++++ Task input ++++
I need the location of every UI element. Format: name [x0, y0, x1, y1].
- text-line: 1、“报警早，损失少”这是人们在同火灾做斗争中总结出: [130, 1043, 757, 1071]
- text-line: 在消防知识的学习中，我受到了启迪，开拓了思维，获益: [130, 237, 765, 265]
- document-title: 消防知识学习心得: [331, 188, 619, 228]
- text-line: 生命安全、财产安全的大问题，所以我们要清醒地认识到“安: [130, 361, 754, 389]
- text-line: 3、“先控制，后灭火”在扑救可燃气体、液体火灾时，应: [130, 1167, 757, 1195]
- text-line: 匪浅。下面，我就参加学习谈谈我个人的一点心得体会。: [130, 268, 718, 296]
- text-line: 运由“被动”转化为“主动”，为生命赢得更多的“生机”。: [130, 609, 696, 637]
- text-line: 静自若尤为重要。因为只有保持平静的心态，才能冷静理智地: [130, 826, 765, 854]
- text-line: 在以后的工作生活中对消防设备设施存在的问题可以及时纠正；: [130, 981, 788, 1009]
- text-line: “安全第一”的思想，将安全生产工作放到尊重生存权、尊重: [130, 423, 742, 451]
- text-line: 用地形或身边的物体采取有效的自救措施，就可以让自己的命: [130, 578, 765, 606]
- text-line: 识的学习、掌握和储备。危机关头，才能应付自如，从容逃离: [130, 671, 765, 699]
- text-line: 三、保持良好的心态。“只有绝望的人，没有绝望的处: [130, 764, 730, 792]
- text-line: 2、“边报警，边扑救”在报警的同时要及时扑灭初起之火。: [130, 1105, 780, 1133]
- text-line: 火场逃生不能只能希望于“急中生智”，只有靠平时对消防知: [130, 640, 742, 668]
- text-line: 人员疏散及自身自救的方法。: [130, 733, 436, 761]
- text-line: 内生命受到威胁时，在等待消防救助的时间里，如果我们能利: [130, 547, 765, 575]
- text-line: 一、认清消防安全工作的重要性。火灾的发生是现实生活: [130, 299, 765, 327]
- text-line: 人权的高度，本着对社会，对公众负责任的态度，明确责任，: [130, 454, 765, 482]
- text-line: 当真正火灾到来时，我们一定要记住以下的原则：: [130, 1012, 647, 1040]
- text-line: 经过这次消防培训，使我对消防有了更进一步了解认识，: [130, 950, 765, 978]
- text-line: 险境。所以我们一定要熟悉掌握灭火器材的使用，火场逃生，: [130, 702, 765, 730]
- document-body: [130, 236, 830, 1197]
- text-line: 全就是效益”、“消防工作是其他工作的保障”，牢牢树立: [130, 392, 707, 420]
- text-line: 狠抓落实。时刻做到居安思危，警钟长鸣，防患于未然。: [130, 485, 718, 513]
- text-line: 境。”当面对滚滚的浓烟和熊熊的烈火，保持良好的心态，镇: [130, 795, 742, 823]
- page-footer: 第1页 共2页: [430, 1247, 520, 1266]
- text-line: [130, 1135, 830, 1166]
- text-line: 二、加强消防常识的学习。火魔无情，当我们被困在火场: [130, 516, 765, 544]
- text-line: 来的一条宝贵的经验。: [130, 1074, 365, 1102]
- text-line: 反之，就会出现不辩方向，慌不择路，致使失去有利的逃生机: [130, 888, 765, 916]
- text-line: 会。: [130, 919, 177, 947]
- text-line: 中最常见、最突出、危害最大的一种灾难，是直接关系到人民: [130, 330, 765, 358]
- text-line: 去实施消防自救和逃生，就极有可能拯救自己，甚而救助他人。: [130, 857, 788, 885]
++++
**Your objective**
How many lines in the listing above contain the string "保持良好的心态"? Reply with the number alone.

**Finished exercise**
2